## Task requirements
Look through the material below, count the lines containing the word "icon", and state only the count.

[Start Entries]

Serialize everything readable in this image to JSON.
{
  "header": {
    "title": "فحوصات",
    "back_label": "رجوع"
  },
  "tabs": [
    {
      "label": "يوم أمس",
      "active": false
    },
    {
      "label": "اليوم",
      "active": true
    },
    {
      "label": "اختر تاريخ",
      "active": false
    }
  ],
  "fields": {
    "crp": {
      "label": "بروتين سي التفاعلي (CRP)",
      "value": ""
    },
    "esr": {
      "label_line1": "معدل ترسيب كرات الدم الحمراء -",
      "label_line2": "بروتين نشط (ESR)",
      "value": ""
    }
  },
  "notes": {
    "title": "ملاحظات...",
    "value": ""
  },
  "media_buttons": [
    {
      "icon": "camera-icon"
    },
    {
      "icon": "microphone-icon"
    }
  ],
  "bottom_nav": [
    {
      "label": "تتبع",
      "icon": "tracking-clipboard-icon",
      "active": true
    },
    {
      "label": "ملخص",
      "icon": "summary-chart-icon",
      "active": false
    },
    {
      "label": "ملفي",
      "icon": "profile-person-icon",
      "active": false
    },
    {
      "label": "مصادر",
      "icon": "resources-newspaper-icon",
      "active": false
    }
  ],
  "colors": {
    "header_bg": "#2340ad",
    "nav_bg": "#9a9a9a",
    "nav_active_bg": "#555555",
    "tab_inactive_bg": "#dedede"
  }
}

[End Entries]
[Start Entries]

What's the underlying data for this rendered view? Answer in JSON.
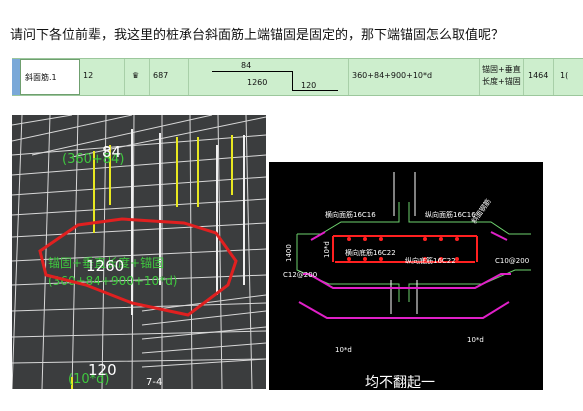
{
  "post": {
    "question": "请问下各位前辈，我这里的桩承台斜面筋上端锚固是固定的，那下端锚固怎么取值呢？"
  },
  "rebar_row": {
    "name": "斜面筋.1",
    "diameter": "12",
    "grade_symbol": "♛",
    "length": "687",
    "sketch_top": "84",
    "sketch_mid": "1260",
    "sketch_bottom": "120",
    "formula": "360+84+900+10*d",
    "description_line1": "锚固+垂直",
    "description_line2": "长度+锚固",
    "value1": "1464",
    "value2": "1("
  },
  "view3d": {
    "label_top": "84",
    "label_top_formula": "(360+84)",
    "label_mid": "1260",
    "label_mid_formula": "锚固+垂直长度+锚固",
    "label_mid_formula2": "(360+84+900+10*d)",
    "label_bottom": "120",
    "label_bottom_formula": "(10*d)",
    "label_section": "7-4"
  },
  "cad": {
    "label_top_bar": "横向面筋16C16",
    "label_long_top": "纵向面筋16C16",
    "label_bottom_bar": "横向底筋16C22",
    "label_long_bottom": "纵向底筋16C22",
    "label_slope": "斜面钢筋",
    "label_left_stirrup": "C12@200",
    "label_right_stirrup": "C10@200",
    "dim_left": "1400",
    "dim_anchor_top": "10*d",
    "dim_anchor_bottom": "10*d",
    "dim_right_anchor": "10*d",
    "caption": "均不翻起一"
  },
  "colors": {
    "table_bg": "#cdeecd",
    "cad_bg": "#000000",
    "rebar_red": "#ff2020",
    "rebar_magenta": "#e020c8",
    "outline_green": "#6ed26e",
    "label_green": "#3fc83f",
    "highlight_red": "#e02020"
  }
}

[End Entries]

## Finished task
6